## DIRECTIONS FOR THIS TASK
List each line holding the string "devices".

(Dataset records)
################
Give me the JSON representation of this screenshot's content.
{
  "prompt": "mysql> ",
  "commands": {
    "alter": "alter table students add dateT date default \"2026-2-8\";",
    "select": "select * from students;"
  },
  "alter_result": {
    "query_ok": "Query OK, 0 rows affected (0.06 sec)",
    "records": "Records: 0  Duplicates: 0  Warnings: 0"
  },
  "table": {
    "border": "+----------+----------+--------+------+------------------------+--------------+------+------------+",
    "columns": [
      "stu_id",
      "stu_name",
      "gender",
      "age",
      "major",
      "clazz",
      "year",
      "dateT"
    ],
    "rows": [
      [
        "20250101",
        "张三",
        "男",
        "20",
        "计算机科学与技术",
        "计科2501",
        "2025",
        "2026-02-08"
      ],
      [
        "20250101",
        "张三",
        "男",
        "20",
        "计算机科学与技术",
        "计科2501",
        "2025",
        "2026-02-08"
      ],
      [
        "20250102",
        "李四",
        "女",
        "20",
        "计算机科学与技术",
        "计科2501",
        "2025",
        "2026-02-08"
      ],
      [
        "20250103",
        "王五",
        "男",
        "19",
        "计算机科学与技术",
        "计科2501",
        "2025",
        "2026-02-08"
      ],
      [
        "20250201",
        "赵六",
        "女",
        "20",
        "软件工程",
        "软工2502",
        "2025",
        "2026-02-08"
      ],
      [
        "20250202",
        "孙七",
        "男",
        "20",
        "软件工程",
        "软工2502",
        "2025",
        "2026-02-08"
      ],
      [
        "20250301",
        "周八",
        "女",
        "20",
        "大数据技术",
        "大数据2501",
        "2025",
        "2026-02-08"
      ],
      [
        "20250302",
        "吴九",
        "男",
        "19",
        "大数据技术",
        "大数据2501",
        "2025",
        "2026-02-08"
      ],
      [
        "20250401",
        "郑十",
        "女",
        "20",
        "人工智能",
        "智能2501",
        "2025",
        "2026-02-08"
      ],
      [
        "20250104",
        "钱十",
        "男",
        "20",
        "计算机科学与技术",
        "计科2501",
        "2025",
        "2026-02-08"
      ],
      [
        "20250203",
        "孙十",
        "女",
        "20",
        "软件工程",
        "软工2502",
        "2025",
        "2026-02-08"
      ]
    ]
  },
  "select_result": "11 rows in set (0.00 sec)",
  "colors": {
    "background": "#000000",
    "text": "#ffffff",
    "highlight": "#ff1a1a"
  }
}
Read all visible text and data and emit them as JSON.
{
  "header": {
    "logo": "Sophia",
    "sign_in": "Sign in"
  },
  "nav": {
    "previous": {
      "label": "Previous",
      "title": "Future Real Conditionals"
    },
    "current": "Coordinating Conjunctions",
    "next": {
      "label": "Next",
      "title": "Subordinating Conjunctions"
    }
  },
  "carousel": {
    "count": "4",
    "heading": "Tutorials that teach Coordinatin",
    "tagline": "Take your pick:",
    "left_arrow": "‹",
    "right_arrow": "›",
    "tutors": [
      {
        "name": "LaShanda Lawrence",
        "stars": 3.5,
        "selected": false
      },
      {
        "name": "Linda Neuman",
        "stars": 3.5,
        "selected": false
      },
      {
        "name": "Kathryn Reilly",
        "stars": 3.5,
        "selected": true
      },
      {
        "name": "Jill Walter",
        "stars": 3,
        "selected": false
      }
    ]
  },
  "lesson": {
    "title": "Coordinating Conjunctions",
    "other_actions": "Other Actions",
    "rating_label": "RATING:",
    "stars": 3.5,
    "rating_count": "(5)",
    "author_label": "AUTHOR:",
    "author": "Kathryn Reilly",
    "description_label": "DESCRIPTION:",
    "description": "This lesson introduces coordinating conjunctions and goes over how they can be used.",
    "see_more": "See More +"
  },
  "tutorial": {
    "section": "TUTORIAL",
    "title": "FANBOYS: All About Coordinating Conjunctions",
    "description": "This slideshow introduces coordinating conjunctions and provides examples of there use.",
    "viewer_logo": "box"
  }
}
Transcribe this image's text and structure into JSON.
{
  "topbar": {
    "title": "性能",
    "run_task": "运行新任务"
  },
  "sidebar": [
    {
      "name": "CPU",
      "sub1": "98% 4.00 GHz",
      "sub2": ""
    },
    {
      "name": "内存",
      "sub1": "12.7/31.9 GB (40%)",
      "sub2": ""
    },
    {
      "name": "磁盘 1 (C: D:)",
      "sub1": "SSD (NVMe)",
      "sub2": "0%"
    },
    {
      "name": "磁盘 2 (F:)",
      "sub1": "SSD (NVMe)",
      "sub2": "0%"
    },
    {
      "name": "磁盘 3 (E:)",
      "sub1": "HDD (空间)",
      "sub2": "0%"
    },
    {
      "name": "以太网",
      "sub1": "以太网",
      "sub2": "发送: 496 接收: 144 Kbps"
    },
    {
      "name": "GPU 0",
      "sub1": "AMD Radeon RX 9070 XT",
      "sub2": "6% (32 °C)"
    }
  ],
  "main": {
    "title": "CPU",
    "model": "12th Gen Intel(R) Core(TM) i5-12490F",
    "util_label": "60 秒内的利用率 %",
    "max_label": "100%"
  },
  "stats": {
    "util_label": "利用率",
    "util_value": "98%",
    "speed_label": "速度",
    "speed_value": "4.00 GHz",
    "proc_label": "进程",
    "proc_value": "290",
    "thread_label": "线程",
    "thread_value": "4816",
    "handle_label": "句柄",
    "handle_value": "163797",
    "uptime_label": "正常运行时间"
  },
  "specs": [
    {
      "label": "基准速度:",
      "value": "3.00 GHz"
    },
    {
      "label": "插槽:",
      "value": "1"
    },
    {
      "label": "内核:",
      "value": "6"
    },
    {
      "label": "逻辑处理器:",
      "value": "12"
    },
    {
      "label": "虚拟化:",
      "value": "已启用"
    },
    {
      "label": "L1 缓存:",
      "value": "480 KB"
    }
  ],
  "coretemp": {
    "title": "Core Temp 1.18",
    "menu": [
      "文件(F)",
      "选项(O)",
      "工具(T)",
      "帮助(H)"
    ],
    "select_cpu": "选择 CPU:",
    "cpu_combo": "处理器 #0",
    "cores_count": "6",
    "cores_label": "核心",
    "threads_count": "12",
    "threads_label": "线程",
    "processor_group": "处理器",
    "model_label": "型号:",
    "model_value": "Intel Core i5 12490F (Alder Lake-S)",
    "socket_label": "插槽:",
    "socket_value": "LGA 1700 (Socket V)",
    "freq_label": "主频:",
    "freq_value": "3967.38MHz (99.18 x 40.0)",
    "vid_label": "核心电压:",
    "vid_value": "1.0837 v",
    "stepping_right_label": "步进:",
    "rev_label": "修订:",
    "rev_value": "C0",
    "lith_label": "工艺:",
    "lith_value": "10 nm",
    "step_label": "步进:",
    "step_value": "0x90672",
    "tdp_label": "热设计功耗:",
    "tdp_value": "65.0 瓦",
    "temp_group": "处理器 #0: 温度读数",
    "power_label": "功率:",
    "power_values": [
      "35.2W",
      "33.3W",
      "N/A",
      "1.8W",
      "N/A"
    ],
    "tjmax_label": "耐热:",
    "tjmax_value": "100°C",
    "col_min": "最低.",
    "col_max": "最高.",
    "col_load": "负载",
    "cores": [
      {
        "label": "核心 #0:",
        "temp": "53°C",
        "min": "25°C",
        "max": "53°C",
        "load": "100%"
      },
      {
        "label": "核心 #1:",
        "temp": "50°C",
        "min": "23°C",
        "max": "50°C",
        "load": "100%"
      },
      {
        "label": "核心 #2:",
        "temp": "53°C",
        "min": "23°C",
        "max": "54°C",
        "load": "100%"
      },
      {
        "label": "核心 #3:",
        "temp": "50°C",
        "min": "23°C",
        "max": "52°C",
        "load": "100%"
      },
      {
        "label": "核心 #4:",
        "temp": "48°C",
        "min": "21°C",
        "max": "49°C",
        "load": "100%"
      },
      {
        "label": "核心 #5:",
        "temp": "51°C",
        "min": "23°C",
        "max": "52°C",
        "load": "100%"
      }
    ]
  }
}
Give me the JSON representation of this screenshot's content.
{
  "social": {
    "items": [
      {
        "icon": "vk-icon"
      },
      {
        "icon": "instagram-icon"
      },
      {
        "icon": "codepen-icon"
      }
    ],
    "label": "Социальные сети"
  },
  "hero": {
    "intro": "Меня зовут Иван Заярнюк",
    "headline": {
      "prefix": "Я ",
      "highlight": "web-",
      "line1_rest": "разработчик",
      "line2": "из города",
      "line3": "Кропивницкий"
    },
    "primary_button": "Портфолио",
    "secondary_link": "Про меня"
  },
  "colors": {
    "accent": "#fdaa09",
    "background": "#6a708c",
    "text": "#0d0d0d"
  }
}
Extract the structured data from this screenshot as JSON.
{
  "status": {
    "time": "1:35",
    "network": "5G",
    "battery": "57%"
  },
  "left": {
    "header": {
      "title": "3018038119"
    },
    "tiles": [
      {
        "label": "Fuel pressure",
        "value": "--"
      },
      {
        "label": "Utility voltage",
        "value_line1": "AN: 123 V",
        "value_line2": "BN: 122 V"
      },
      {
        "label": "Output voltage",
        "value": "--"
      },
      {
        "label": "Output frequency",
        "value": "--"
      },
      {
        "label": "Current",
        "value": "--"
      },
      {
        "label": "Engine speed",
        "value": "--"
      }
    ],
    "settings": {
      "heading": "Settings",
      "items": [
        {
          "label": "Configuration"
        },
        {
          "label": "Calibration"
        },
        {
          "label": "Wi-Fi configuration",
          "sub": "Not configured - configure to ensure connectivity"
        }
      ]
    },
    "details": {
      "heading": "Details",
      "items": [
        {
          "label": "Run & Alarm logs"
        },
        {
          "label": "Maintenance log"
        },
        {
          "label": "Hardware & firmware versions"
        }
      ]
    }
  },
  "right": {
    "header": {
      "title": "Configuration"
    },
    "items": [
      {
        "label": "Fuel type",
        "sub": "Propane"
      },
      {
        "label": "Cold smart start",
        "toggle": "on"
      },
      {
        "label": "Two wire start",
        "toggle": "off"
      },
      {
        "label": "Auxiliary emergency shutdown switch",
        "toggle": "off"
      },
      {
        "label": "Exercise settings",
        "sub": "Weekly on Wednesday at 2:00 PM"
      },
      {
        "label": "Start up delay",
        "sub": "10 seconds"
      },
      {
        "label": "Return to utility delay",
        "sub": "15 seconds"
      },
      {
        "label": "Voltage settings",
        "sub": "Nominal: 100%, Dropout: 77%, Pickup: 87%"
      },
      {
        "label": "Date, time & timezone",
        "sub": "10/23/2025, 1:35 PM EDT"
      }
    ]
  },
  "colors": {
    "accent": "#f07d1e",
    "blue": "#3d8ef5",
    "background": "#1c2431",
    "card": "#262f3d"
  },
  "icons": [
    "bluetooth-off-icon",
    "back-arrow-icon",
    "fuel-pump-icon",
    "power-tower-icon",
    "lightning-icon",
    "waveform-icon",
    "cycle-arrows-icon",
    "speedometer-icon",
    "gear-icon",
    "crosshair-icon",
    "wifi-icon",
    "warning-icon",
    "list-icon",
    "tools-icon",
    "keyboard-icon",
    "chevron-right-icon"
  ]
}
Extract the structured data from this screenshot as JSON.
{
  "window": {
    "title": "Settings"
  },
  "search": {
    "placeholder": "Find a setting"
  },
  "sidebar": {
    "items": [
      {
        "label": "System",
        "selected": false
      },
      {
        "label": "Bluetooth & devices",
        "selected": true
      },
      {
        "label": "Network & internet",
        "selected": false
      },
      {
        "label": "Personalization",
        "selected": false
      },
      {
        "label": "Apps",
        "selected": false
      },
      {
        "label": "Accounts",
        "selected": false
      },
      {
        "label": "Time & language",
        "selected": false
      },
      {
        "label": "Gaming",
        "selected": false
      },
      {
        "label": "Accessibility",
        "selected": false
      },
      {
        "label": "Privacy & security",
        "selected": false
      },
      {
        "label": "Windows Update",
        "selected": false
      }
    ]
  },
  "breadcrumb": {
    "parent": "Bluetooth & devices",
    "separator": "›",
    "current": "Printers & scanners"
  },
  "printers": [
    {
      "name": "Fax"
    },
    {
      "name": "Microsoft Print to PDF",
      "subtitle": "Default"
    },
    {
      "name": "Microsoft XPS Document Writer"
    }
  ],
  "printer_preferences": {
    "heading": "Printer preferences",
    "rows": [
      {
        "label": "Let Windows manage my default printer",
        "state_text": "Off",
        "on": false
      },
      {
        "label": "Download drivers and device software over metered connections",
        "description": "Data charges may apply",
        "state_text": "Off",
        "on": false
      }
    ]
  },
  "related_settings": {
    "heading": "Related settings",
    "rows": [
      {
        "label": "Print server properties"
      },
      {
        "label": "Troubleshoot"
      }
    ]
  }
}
################
## CORRECT RESULT
        "label": "Bluetooth & devices",
    "parent": "Bluetooth & devices",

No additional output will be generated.